[Stored entries]
+---+

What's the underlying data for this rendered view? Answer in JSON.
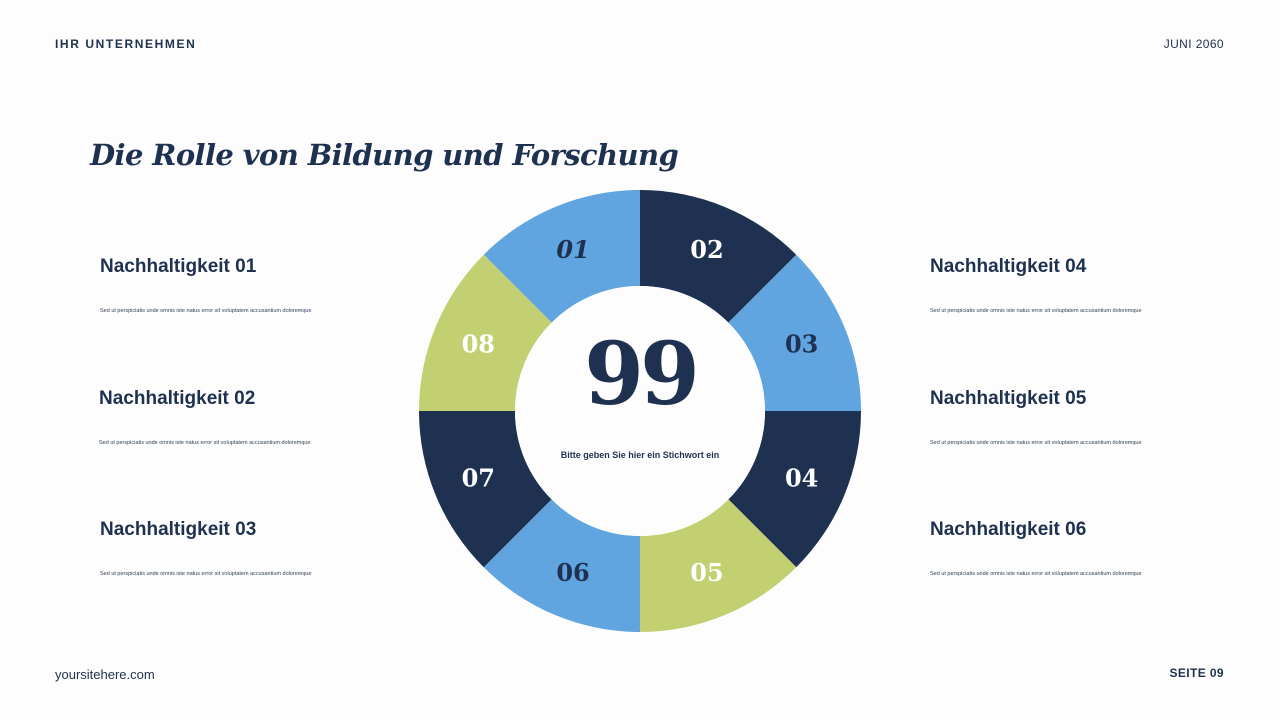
{
  "header": {
    "company": "IHR UNTERNEHMEN",
    "date": "JUNI 2060"
  },
  "title": "Die Rolle von Bildung und Forschung",
  "items": [
    {
      "heading": "Nachhaltigkeit 01",
      "text": "Sed ut perspiciatis unde omnis iste natus error sit voluptatem accusantium doloremque"
    },
    {
      "heading": "Nachhaltigkeit 02",
      "text": "Sed ut perspiciatis unde omnis iste natus error sit voluptatem accusantium doloremque"
    },
    {
      "heading": "Nachhaltigkeit 03",
      "text": "Sed ut perspiciatis unde omnis iste natus error sit voluptatem accusantium doloremque"
    },
    {
      "heading": "Nachhaltigkeit 04",
      "text": "Sed ut perspiciatis unde omnis iste natus error sit voluptatem accusantium doloremque"
    },
    {
      "heading": "Nachhaltigkeit 05",
      "text": "Sed ut perspiciatis unde omnis iste natus error sit voluptatem accusantium doloremque"
    },
    {
      "heading": "Nachhaltigkeit 06",
      "text": "Sed ut perspiciatis unde omnis iste natus error sit voluptatem accusantium doloremque"
    }
  ],
  "ring": {
    "center_number": "99",
    "center_text": "Bitte geben Sie hier ein Stichwort ein",
    "segments": [
      {
        "label": "01",
        "color": "#60a5e0"
      },
      {
        "label": "02",
        "color": "#1f3150"
      },
      {
        "label": "03",
        "color": "#60a5e0"
      },
      {
        "label": "04",
        "color": "#1f3150"
      },
      {
        "label": "05",
        "color": "#c3d072"
      },
      {
        "label": "06",
        "color": "#60a5e0"
      },
      {
        "label": "07",
        "color": "#1f3150"
      },
      {
        "label": "08",
        "color": "#c3d072"
      }
    ]
  },
  "footer": {
    "website": "yoursitehere.com",
    "page": "SEITE 09"
  },
  "colors": {
    "navy": "#1f3150",
    "blue": "#60a5e0",
    "green": "#c3d072",
    "background": "#fdfdfd"
  }
}
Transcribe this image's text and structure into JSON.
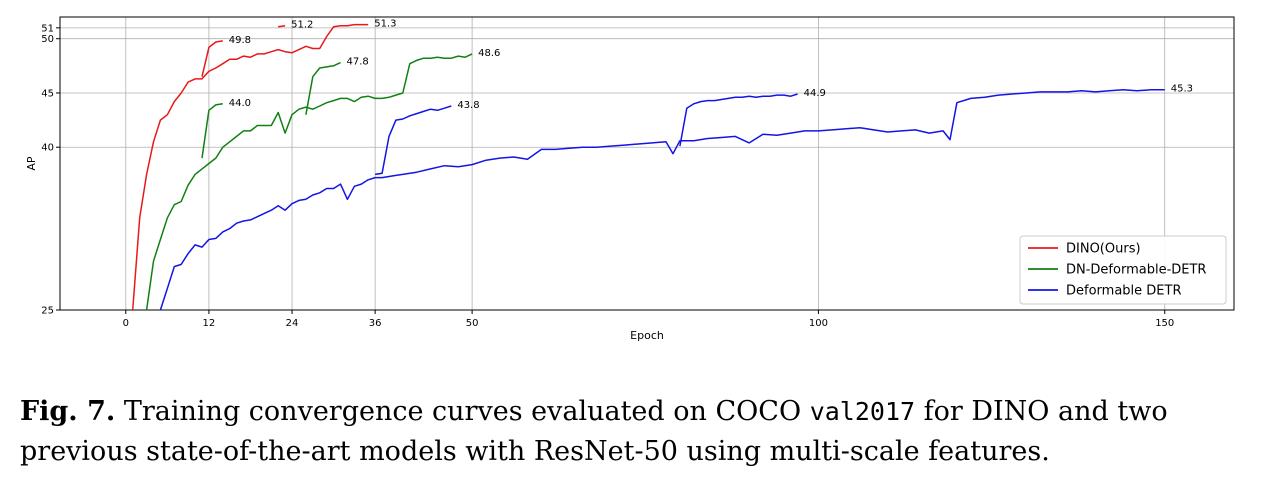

+---+

# WHAT TO WORK ON
Do not include the images; transcribe the rest of the listing exactly.

# ANSWER FOR THE TASK
What's the underlying data for this rendered view? Answer in JSON.
{
  "header": {
    "company": "IHR UNTERNEHMEN",
    "date": "JUNI 2060"
  },
  "title": "Die Rolle von Bildung und Forschung",
  "items": [
    {
      "heading": "Nachhaltigkeit 01",
      "text": "Sed ut perspiciatis unde omnis iste natus error sit voluptatem accusantium doloremque"
    },
    {
      "heading": "Nachhaltigkeit 02",
      "text": "Sed ut perspiciatis unde omnis iste natus error sit voluptatem accusantium doloremque"
    },
    {
      "heading": "Nachhaltigkeit 03",
      "text": "Sed ut perspiciatis unde omnis iste natus error sit voluptatem accusantium doloremque"
    },
    {
      "heading": "Nachhaltigkeit 04",
      "text": "Sed ut perspiciatis unde omnis iste natus error sit voluptatem accusantium doloremque"
    },
    {
      "heading": "Nachhaltigkeit 05",
      "text": "Sed ut perspiciatis unde omnis iste natus error sit voluptatem accusantium doloremque"
    },
    {
      "heading": "Nachhaltigkeit 06",
      "text": "Sed ut perspiciatis unde omnis iste natus error sit voluptatem accusantium doloremque"
    }
  ],
  "ring": {
    "center_number": "99",
    "center_text": "Bitte geben Sie hier ein Stichwort ein",
    "segments": [
      {
        "label": "01",
        "color": "#60a5e0"
      },
      {
        "label": "02",
        "color": "#1f3150"
      },
      {
        "label": "03",
        "color": "#60a5e0"
      },
      {
        "label": "04",
        "color": "#1f3150"
      },
      {
        "label": "05",
        "color": "#c3d072"
      },
      {
        "label": "06",
        "color": "#60a5e0"
      },
      {
        "label": "07",
        "color": "#1f3150"
      },
      {
        "label": "08",
        "color": "#c3d072"
      }
    ]
  },
  "footer": {
    "website": "yoursitehere.com",
    "page": "SEITE 09"
  },
  "colors": {
    "navy": "#1f3150",
    "blue": "#60a5e0",
    "green": "#c3d072",
    "background": "#fdfdfd"
  }
}
Transcribe this image's text and structure into JSON.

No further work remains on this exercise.